本文抜粋.
::::
説明

目標類識別装置

【課題】目標信号データのクラッタ推定精度に左右されずに、所望の類別性能を維持する目標類識別装置を提供する。
【解決手段】異クラッタ条件の教師信号データを用いてクラッタ推定精度別の辞書データを生成するクラッタ推定精度別辞書生成部2と、目標信号データのクラッタ推定精度に応じてクラッタ推定精度別の辞書データから照合対象となる辞書データを選択するクラッタ推定精度別辞書選択部5と、クラッタ推定精度別辞書選択部5により選択された照合対象辞書データに基づいて目標信号データの種類を判定する種類判定部6とを備えた。

【発明の詳細な説明】
【技術分野】
【0001】
本発明は、種類未知の目標からの反射信号データを対象に、目標種別を判定する目標類識別装置に関する。
【背景技術】
【0002】
従来行われてきた目標類識別方法としては、事前に得られている各機種の教師信号データから特徴量辞書を生成し、目標信号データと辞書との照合により、目標種類を判定する。教師信号データは、シミュレーション信号データ(諸元既知)もしくは実信号データ(一部の諸元未知)のいずれかとする。
【0003】
下記非特許文献1に記載の手法では、目標の存在領域のクラッタ別の辞書を用意し、種類判別対象である目標信号データのクラッタ推定値に基づいて照合対象となる辞書を選択し、機種判定を行っている。
【先行技術文献】
【非特許文献】
【0004】
【非特許文献1】L.Novak“Effectsof Various Image Enhancement Techniques on FOPEN Data”,Radar Conference,2001. Proceedings of the 2001 IEEE Digital Object Identifier
【発明の概要】
【発明が解決しようとする課題】
【0005】
従来の目標類識別装置は以上のように構成されていたので、多様なクラッタパターンに対応するためには、クラッタの性質やレベルに応じたクラッタのグループ化が必要となるが、クラッタの連続性の有無や分布範囲によっては、グループ化が難しく、結果として膨大な数の辞書が必要となる。その場合、実運用時のデータ蓄積量の限界や、照合時の辞書選択等の問題が発生し得る。
【0006】
また、クラッタのグループ化がある程度可能であったとしても、目標信号データのクラッタ推定値の精度によっては、辞書の選択が困難な状況も発生し得るという課題があった。
::::
一覧.
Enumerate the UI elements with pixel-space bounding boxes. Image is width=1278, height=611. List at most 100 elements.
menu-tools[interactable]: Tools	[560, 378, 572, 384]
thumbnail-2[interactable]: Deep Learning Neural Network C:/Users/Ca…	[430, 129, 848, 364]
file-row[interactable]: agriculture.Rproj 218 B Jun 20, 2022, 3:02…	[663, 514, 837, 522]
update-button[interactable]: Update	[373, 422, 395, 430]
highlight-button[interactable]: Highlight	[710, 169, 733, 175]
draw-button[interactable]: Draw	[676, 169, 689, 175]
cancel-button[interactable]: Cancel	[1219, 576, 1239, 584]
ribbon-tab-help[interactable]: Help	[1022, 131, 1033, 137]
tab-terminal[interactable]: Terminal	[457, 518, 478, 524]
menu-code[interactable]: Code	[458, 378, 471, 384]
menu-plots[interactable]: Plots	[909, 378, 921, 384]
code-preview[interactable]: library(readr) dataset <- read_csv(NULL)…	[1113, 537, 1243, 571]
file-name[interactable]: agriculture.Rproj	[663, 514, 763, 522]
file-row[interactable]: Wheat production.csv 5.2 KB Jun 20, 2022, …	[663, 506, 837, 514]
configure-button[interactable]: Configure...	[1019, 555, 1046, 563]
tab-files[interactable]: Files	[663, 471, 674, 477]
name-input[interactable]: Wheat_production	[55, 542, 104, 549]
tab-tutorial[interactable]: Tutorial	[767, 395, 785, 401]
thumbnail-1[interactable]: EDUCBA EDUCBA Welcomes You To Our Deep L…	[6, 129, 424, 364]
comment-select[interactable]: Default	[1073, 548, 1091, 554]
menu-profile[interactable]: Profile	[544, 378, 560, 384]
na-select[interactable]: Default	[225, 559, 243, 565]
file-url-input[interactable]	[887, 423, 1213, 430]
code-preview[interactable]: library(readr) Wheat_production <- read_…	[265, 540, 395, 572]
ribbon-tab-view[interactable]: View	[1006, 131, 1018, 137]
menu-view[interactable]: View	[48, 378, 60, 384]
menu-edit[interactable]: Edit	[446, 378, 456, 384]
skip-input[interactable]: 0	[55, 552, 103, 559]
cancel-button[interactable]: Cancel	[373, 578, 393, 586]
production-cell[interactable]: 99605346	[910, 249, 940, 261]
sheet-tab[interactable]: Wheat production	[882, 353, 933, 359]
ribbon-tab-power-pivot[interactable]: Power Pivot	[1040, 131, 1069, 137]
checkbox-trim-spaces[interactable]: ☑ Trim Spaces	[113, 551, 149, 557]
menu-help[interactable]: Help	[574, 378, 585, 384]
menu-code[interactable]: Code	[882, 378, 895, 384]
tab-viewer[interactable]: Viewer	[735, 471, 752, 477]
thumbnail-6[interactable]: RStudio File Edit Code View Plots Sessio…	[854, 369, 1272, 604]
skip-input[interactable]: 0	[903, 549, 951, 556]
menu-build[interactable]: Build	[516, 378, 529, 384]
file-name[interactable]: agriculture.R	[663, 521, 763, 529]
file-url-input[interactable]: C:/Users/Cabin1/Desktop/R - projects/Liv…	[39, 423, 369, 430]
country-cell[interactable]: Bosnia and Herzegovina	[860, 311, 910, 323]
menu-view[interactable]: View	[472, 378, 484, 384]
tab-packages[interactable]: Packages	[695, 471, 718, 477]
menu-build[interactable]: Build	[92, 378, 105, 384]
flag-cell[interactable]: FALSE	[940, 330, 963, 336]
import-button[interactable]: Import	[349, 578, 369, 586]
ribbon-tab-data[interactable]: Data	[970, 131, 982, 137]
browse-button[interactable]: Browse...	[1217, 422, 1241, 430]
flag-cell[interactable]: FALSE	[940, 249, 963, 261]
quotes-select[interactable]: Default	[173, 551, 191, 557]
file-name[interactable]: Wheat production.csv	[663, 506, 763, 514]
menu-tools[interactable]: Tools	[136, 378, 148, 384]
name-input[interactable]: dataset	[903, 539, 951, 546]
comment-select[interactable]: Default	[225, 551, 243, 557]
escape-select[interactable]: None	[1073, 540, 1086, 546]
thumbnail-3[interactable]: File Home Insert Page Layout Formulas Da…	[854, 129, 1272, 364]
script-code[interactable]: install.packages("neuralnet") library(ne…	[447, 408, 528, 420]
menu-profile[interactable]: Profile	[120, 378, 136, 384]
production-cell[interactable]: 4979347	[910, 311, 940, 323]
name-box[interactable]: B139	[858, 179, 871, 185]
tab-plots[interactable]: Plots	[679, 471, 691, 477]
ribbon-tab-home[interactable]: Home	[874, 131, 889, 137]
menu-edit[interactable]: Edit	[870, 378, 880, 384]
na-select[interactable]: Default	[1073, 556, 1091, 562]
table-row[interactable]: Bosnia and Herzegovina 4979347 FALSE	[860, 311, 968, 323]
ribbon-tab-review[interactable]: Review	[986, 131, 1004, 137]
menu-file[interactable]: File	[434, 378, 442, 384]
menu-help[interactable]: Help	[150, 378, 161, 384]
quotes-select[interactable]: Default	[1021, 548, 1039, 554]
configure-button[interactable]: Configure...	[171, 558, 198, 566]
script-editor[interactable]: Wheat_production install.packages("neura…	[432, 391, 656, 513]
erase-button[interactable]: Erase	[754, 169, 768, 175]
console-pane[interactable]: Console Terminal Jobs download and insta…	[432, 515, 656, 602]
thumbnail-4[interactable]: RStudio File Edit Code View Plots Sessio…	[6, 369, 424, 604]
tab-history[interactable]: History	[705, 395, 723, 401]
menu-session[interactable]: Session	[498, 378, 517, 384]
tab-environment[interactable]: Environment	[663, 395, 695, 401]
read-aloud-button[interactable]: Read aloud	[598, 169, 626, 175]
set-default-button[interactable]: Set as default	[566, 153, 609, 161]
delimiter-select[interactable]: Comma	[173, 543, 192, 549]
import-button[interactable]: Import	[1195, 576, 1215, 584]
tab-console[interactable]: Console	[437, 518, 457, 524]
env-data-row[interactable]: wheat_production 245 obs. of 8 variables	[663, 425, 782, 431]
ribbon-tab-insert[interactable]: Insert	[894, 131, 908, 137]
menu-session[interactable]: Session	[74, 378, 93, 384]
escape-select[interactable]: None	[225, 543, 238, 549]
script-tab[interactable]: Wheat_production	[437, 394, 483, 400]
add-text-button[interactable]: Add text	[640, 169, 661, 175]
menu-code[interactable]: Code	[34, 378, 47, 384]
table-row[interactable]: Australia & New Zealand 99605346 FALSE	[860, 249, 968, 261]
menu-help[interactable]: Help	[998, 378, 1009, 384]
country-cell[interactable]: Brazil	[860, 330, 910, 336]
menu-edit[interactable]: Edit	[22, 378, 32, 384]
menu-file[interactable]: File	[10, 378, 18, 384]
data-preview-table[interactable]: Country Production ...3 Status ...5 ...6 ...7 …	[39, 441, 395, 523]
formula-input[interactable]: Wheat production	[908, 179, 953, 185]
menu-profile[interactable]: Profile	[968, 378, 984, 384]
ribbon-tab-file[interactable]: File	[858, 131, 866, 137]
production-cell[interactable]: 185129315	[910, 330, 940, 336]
::::
課題セット.
1. 目標類識別装置の説明文に照らして、次の(a)〜(c)がそれに合うかどうかを「はい」か「いいえ」で答え、決め手となる説明文の語句をそのまま引用する。(a) 教師信号データは、シミュレーション信号データか実信号データのいずれかである。(b) 非特許文献1の手法では、すべてのクラッタに共通する一つの辞書を用いる。(c) 種類判定部6は、クラッタ推定精度別辞書選択部5が選んだ照合対象辞書データに基づいて目標信号データの種類を判定する。
2. 一覧の先頭から始め、「548, 1091, 554]」を含む行で終わる範囲を、その両端の行も含めて一字も変えずに書き写す。

解答一覧.
1.
(a) はい。「教師信号データは、シミュレーション信号データ(諸元既知)もしくは実信号データ(一部の諸元未知)のいずれかとする。」
(b) いいえ。「目標の存在領域のクラッタ別の辞書を用意し」
(c) はい。「クラッタ推定精度別辞書選択部5により選択された照合対象辞書データに基づいて目標信号データの種類を判定する種類判定部6」

2.
Enumerate the UI elements with pixel-space bounding boxes. Image is width=1278, height=611. List at most 100 elements.
menu-tools[interactable]: Tools	[560, 378, 572, 384]
thumbnail-2[interactable]: Deep Learning Neural Network C:/Users/Ca…	[430, 129, 848, 364]
file-row[interactable]: agriculture.Rproj 218 B Jun 20, 2022, 3:02…	[663, 514, 837, 522]
update-button[interactable]: Update	[373, 422, 395, 430]
highlight-button[interactable]: Highlight	[710, 169, 733, 175]
draw-button[interactable]: Draw	[676, 169, 689, 175]
cancel-button[interactable]: Cancel	[1219, 576, 1239, 584]
ribbon-tab-help[interactable]: Help	[1022, 131, 1033, 137]
tab-terminal[interactable]: Terminal	[457, 518, 478, 524]
menu-code[interactable]: Code	[458, 378, 471, 384]
menu-plots[interactable]: Plots	[909, 378, 921, 384]
code-preview[interactable]: library(readr) dataset <- read_csv(NULL)…	[1113, 537, 1243, 571]
file-name[interactable]: agriculture.Rproj	[663, 514, 763, 522]
file-row[interactable]: Wheat production.csv 5.2 KB Jun 20, 2022, …	[663, 506, 837, 514]
configure-button[interactable]: Configure...	[1019, 555, 1046, 563]
tab-files[interactable]: Files	[663, 471, 674, 477]
name-input[interactable]: Wheat_production	[55, 542, 104, 549]
tab-tutorial[interactable]: Tutorial	[767, 395, 785, 401]
thumbnail-1[interactable]: EDUCBA EDUCBA Welcomes You To Our Deep L…	[6, 129, 424, 364]
comment-select[interactable]: Default	[1073, 548, 1091, 554]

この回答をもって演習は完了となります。